GIVEN EXERCISE ▸
Collect all lines below with the string "ylabel".

━━━

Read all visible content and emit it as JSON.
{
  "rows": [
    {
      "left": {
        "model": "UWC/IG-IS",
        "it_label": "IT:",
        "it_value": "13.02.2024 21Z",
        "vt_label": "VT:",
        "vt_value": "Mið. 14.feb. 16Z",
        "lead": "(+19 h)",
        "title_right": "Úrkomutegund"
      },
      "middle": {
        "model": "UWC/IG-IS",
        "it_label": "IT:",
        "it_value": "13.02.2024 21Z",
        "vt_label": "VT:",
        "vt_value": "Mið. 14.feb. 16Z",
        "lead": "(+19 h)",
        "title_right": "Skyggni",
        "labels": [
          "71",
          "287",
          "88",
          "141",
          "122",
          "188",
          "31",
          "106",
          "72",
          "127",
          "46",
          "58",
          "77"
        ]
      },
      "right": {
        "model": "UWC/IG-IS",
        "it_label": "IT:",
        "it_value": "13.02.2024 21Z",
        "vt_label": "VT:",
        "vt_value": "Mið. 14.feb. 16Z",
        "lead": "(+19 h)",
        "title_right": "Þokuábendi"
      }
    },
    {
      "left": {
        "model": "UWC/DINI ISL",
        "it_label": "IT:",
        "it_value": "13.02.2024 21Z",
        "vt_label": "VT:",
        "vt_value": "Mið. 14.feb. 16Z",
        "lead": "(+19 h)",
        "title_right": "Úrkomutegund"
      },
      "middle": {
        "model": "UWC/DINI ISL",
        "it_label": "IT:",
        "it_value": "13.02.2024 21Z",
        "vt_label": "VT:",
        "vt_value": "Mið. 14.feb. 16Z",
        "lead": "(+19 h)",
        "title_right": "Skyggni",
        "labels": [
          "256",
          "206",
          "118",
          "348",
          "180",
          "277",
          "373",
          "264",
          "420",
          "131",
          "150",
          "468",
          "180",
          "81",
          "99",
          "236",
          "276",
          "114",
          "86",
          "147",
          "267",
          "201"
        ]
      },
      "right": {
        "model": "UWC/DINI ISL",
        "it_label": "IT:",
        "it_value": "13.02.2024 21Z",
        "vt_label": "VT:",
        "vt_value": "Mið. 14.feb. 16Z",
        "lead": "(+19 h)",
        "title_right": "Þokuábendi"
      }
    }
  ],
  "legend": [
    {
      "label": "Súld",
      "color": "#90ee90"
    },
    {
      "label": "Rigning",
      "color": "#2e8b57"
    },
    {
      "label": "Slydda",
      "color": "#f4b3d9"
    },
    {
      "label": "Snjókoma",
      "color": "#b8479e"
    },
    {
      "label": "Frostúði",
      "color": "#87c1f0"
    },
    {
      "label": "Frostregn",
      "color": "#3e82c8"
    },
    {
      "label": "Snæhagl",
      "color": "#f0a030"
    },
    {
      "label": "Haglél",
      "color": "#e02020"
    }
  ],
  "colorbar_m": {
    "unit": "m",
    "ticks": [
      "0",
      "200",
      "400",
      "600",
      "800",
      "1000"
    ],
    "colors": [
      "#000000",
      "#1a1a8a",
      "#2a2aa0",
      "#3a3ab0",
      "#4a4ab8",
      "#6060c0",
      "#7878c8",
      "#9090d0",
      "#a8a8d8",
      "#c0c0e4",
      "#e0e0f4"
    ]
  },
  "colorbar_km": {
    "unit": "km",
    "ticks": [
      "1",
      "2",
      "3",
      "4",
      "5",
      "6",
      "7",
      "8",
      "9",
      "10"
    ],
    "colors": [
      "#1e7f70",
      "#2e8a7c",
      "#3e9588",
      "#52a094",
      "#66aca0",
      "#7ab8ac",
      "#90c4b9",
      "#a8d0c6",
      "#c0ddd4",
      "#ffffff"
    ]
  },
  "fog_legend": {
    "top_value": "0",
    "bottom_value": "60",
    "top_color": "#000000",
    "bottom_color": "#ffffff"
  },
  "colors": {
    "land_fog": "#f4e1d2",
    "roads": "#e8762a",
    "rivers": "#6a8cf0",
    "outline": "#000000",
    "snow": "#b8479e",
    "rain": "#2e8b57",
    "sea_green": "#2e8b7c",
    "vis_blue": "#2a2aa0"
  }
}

━━━

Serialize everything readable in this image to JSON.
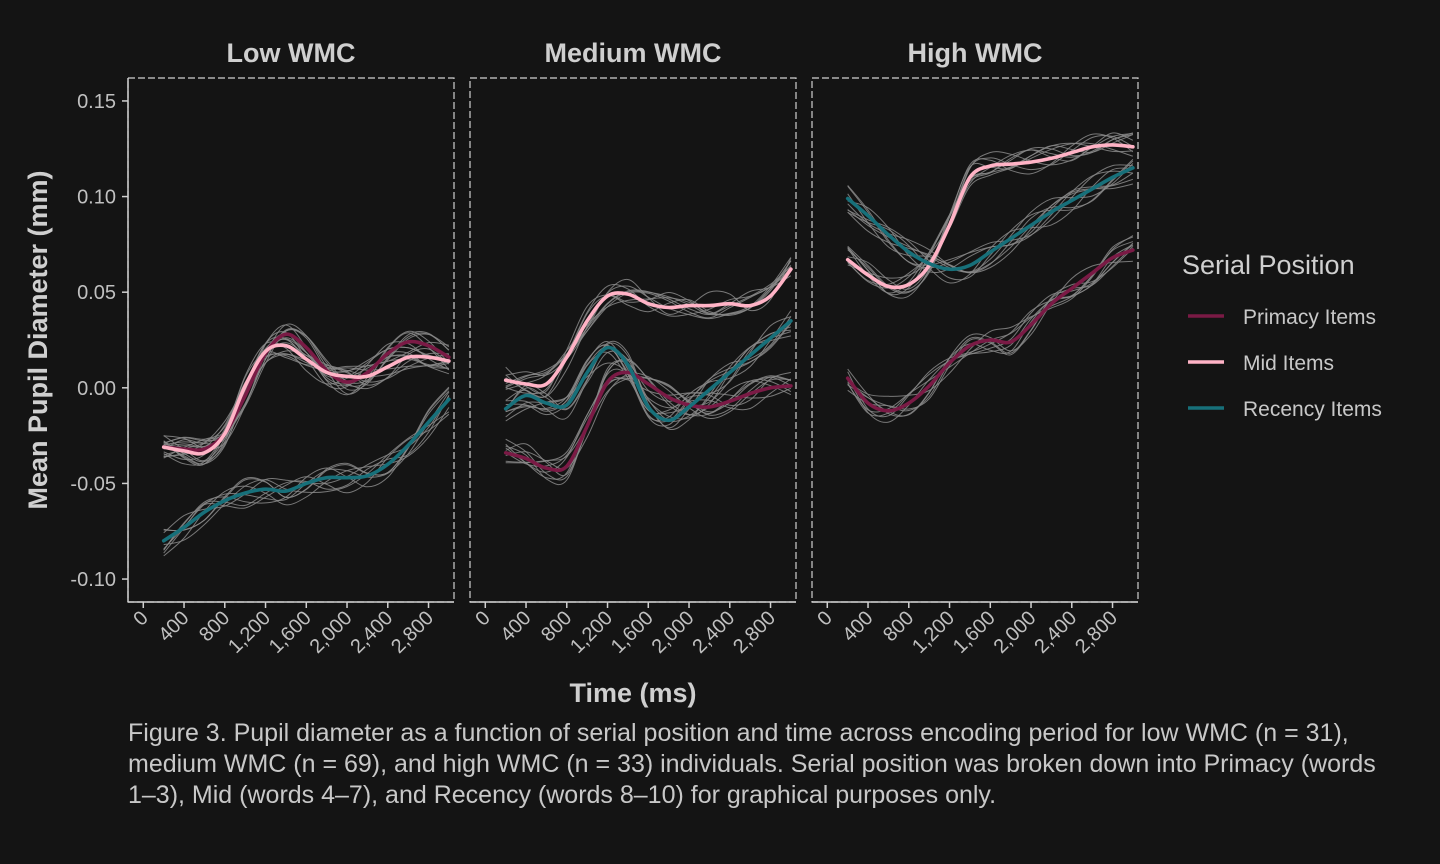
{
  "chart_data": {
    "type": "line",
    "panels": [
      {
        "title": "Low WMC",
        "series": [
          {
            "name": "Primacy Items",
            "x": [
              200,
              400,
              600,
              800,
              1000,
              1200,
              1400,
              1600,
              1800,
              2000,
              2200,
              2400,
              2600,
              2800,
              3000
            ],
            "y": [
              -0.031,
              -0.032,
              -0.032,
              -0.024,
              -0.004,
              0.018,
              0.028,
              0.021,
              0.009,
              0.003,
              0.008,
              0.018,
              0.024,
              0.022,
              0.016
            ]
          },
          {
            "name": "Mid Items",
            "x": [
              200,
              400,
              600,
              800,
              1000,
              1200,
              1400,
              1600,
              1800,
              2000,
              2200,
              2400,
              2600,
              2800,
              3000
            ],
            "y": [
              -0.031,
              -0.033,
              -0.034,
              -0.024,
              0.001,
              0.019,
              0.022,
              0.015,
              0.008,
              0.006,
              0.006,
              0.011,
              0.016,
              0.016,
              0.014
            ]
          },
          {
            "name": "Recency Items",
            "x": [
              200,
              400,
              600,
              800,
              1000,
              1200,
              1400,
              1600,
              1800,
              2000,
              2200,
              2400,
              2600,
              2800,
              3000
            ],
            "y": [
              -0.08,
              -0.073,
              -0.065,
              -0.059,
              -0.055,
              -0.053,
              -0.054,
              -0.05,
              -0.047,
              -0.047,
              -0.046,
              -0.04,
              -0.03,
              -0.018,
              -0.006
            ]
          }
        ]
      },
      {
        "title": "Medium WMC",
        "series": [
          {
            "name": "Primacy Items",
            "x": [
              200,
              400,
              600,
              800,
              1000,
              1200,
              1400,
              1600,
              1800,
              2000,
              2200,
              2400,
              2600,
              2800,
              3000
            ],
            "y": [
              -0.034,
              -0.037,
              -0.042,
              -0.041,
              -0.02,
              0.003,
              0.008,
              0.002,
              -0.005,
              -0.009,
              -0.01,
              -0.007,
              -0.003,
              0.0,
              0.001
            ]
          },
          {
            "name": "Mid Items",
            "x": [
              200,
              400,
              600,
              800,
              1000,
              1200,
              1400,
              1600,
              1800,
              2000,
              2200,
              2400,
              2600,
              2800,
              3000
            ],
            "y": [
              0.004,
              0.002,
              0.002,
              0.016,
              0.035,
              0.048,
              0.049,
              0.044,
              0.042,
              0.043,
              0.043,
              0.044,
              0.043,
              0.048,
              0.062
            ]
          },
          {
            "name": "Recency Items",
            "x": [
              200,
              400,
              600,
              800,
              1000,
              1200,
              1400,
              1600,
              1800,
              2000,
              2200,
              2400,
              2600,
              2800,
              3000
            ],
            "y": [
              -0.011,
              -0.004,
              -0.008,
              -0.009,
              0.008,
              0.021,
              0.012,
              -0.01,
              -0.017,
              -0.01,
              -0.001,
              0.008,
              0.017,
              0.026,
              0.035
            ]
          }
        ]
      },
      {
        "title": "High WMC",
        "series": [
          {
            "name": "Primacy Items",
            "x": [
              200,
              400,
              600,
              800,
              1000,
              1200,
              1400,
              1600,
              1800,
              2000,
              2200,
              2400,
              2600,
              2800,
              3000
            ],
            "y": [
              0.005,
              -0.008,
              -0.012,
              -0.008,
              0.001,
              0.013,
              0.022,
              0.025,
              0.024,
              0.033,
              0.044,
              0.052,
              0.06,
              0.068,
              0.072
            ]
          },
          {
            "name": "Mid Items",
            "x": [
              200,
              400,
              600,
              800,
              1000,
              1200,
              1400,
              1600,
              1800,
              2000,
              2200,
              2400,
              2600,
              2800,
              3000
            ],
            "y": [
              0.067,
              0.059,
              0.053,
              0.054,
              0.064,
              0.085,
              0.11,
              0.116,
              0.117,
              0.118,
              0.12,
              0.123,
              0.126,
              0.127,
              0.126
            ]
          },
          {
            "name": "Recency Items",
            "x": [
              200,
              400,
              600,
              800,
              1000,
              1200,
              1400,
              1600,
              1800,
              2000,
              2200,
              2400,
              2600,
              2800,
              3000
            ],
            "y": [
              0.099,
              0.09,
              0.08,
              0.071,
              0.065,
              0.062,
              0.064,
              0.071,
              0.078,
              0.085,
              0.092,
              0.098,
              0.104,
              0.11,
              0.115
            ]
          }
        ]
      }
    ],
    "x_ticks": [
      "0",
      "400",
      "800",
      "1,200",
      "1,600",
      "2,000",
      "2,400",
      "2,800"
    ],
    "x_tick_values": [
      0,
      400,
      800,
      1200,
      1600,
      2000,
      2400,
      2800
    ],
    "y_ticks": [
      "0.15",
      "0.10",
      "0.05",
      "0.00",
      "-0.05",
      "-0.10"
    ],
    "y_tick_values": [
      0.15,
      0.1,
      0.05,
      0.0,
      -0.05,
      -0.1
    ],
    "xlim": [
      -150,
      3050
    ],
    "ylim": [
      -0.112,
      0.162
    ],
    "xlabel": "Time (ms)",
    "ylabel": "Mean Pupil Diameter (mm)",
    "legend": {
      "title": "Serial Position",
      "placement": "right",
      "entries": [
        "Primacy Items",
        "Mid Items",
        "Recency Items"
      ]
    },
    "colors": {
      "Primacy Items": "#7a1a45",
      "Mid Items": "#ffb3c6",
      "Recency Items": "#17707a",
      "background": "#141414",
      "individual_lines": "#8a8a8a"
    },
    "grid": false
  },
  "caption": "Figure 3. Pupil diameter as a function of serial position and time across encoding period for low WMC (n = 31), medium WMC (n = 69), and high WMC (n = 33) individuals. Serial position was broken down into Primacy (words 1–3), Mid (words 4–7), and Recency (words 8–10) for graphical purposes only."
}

━━━

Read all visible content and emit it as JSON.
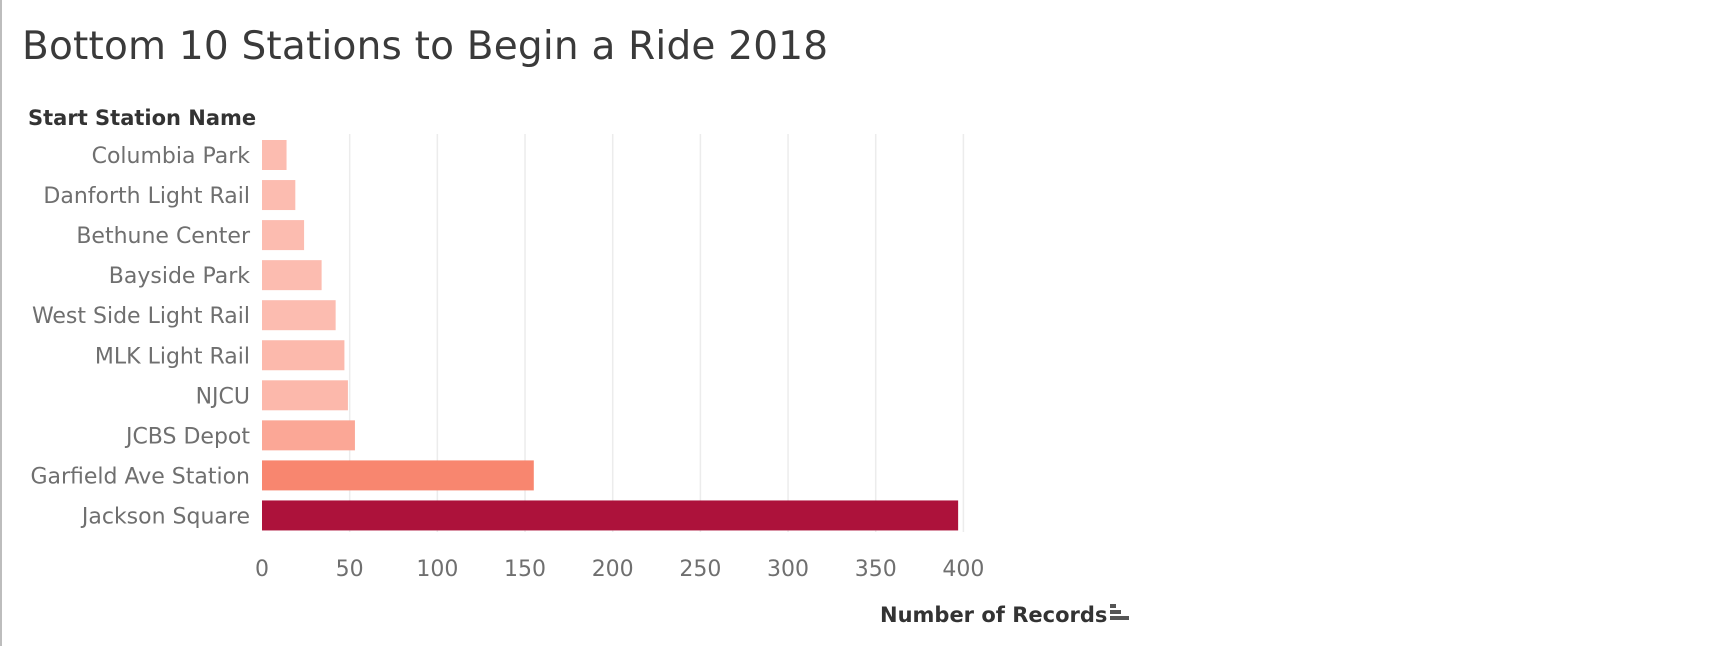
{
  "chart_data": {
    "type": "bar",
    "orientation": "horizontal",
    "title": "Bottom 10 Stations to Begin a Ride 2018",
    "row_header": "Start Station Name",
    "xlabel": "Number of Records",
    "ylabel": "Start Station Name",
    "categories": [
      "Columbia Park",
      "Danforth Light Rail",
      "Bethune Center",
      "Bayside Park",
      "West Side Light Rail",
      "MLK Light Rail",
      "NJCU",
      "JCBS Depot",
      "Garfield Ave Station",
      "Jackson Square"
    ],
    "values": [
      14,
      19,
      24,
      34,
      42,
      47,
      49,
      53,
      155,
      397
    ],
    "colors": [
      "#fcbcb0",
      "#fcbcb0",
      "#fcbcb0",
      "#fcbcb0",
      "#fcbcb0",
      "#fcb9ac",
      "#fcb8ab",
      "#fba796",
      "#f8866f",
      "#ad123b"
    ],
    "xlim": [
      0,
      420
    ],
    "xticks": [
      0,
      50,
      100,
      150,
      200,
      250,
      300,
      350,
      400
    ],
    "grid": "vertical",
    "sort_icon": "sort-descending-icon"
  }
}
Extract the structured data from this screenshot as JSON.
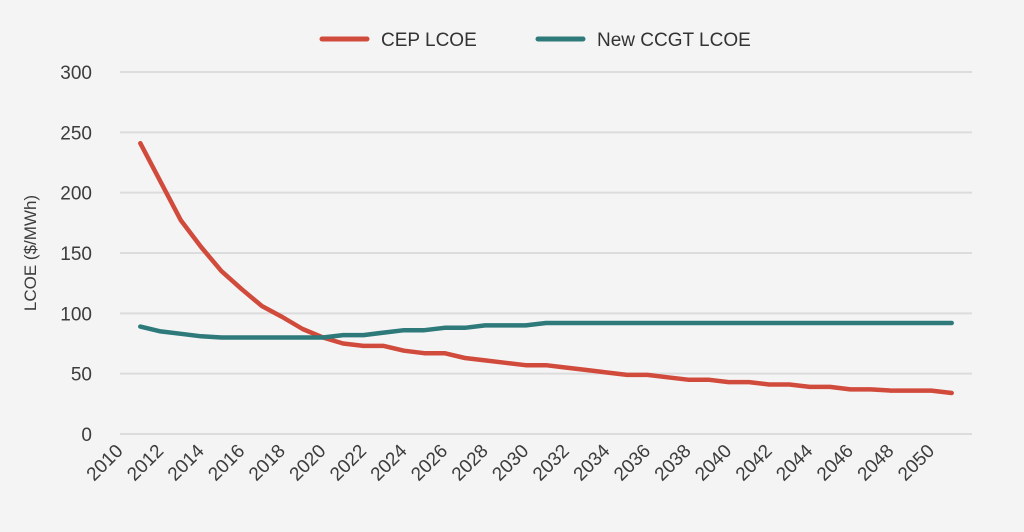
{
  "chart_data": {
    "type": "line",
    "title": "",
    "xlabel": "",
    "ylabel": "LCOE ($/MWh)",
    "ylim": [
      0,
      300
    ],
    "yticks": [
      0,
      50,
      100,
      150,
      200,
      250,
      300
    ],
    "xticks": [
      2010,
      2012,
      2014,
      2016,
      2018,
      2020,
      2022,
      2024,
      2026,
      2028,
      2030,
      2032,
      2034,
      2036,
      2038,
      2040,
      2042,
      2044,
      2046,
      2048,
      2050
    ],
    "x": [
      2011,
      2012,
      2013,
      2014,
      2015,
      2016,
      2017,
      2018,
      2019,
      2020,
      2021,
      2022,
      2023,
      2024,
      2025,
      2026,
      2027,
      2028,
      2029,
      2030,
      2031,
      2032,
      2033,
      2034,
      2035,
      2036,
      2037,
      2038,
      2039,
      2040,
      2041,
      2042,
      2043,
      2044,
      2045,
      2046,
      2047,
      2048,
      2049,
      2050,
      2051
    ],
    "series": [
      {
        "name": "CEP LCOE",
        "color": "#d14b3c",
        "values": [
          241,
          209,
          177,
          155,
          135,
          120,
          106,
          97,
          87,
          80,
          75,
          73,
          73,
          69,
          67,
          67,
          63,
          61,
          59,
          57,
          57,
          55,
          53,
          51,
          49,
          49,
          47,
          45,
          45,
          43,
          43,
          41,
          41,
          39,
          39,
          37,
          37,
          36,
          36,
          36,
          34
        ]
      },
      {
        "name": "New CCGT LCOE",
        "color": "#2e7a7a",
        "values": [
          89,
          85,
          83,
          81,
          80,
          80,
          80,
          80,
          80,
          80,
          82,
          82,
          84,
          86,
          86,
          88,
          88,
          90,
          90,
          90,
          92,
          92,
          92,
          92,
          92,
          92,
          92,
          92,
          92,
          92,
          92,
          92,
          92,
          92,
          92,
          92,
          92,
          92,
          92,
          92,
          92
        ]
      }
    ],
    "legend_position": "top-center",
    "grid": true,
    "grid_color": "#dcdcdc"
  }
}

━━━

RESPONSE BELOW ▸
    "ylabel": "Mean Pupil Diameter (mm)",
    "ylabel": "Start Station Name",
    "ylabel": "LCOE ($/MWh)",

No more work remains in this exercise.